#### WHAT YOU WILL DO
Set down the line that contains "Give me the" and every line after it to the end of the entries, exactly as they stand and nothing more.

#### RECORDS SHOWN
** begin **

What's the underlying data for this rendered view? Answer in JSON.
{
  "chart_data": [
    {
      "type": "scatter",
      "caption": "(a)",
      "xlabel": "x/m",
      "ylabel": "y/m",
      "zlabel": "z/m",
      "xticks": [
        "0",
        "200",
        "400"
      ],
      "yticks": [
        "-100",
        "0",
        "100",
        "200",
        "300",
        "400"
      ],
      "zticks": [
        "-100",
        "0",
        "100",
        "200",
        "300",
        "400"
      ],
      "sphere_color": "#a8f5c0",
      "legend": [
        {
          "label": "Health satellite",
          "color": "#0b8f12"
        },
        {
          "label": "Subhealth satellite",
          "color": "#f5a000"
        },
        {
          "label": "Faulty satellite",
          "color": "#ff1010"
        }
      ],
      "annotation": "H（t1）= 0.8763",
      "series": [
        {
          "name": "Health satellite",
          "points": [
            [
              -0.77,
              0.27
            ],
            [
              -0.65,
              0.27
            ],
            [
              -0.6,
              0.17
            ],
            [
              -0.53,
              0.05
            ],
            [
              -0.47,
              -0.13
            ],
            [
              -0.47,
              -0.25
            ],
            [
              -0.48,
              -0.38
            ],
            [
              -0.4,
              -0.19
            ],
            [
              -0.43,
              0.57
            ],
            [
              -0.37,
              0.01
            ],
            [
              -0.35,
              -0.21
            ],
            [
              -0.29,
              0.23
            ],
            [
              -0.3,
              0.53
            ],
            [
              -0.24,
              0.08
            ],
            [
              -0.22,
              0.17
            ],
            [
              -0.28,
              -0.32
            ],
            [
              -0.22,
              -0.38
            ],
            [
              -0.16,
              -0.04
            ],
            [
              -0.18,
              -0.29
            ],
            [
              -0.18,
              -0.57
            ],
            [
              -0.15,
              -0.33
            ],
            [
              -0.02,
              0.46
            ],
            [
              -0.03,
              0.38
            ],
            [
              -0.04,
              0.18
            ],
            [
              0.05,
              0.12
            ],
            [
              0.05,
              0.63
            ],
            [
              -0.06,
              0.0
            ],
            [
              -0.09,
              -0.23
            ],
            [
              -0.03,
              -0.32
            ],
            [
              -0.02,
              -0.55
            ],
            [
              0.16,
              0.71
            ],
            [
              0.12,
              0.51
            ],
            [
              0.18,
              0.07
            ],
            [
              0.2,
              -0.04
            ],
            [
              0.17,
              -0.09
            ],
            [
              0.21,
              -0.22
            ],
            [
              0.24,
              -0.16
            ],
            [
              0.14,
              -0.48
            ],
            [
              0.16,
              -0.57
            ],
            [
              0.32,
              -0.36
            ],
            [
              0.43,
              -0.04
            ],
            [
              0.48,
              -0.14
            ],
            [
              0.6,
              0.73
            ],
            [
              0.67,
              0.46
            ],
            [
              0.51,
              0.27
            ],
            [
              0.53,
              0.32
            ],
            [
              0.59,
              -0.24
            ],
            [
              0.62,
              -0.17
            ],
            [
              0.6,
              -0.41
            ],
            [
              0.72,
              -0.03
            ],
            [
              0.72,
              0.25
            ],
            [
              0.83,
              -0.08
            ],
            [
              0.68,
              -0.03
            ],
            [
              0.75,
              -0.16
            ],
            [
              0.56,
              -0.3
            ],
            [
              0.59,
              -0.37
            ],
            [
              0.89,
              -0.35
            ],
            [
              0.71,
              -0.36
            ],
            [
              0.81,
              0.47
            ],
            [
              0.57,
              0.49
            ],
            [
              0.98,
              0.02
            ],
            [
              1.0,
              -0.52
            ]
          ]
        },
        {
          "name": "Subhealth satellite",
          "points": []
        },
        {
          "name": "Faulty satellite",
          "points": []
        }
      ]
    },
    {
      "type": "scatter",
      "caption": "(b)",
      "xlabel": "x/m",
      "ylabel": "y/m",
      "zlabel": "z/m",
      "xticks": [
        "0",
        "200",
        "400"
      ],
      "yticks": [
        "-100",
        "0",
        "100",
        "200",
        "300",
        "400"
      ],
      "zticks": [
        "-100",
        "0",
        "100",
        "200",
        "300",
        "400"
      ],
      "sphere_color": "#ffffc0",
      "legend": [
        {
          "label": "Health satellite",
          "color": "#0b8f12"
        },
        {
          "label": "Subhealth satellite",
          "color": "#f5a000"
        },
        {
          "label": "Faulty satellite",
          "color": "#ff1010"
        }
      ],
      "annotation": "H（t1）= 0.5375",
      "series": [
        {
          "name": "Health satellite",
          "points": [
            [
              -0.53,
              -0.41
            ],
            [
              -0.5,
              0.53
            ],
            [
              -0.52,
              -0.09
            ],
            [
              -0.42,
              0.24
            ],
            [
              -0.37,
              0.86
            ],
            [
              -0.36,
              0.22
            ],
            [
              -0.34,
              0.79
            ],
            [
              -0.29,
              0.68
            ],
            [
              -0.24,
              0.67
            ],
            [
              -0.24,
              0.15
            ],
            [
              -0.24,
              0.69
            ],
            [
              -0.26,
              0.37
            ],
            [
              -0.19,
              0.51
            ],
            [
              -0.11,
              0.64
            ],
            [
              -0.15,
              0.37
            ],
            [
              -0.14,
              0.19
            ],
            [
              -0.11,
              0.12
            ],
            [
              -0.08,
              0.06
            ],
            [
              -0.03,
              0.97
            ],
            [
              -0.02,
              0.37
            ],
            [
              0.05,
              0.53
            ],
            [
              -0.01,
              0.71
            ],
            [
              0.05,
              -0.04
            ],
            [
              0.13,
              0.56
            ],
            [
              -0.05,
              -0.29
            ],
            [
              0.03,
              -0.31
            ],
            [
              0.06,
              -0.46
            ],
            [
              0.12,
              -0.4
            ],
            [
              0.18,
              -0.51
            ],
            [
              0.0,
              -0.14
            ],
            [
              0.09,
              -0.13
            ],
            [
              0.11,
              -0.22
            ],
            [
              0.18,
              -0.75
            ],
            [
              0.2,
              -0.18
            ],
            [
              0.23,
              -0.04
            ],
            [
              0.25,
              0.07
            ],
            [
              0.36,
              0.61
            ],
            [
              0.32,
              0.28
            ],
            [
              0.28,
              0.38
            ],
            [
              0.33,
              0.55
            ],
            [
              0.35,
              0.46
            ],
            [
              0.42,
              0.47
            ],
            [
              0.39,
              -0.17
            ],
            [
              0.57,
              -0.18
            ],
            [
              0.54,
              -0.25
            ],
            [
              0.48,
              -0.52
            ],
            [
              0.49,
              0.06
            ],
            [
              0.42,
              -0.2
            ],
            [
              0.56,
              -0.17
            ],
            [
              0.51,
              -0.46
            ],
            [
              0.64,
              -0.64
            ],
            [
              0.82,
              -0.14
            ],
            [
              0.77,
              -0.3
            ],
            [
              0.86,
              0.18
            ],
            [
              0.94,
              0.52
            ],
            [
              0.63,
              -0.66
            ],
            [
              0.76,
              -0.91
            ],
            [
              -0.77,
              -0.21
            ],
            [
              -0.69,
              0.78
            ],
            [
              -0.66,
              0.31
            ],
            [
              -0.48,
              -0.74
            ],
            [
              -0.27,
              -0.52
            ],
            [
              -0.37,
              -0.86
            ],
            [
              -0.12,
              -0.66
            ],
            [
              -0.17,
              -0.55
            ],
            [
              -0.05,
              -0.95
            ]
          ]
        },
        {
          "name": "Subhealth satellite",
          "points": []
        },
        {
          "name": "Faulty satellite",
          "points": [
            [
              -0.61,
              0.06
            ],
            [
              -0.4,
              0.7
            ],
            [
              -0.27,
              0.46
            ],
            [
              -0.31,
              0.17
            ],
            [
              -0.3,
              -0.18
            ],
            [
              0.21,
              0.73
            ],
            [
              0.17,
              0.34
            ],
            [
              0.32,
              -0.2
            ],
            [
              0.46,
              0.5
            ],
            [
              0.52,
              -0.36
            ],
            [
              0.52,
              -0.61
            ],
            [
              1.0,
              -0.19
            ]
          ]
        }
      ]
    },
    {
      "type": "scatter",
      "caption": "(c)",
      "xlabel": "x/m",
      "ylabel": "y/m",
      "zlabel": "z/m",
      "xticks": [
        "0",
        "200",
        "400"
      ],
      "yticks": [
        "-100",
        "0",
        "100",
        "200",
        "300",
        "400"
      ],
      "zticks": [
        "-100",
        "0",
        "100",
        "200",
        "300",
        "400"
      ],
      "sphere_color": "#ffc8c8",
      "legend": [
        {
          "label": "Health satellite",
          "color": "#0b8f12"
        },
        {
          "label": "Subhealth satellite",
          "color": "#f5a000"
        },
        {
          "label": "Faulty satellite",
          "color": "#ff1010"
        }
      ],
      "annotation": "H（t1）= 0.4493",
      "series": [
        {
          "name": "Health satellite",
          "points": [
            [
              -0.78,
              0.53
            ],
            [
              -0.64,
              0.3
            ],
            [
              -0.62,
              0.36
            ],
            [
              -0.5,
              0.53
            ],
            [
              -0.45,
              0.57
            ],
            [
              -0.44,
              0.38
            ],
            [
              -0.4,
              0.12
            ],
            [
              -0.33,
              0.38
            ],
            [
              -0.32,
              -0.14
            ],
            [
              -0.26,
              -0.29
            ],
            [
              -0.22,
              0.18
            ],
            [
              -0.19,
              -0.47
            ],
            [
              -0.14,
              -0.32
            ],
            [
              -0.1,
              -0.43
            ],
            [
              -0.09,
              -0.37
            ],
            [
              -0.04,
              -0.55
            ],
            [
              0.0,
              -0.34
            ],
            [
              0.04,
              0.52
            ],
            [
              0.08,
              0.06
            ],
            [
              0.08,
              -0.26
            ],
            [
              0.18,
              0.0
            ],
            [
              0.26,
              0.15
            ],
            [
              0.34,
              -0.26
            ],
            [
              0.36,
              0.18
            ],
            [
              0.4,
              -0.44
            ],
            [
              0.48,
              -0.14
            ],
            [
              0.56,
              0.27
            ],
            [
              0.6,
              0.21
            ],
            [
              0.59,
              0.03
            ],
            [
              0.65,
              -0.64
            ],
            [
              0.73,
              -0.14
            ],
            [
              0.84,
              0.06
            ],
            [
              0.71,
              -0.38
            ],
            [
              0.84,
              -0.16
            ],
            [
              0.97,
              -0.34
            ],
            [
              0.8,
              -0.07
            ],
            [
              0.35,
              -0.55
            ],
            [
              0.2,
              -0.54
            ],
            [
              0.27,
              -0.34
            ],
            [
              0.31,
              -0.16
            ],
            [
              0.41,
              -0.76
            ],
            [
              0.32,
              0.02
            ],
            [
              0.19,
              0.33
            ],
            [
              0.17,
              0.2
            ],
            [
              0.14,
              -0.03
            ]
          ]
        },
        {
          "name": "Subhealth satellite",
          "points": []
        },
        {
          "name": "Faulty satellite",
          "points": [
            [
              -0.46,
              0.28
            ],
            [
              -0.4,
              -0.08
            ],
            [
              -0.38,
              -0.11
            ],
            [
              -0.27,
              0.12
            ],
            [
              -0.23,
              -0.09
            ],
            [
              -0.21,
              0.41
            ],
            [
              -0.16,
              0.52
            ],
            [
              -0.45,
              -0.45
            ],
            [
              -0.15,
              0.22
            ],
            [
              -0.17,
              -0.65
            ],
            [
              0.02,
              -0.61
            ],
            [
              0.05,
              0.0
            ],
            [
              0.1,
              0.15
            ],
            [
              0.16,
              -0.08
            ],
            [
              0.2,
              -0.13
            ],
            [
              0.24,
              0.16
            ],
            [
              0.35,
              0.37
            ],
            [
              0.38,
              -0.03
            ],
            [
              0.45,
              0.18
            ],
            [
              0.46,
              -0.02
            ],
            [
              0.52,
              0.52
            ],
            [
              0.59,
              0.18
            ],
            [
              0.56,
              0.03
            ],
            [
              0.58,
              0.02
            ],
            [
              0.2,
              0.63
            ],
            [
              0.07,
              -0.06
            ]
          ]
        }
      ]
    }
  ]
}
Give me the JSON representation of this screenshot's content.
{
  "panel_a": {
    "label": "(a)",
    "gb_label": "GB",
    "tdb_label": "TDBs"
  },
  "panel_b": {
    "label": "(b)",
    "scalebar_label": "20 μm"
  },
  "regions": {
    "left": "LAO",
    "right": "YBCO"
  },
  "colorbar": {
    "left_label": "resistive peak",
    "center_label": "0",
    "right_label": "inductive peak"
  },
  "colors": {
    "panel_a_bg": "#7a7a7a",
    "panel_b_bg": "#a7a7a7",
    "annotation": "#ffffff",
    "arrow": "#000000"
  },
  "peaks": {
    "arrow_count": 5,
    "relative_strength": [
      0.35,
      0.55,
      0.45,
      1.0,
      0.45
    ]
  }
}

** end **

#### EXERCISE SOLUTION
Give me the JSON representation of this screenshot's content.
{
  "panel_a": {
    "label": "(a)",
    "gb_label": "GB",
    "tdb_label": "TDBs"
  },
  "panel_b": {
    "label": "(b)",
    "scalebar_label": "20 μm"
  },
  "regions": {
    "left": "LAO",
    "right": "YBCO"
  },
  "colorbar": {
    "left_label": "resistive peak",
    "center_label": "0",
    "right_label": "inductive peak"
  },
  "colors": {
    "panel_a_bg": "#7a7a7a",
    "panel_b_bg": "#a7a7a7",
    "annotation": "#ffffff",
    "arrow": "#000000"
  },
  "peaks": {
    "arrow_count": 5,
    "relative_strength": [
      0.35,
      0.55,
      0.45,
      1.0,
      0.45
    ]
  }
}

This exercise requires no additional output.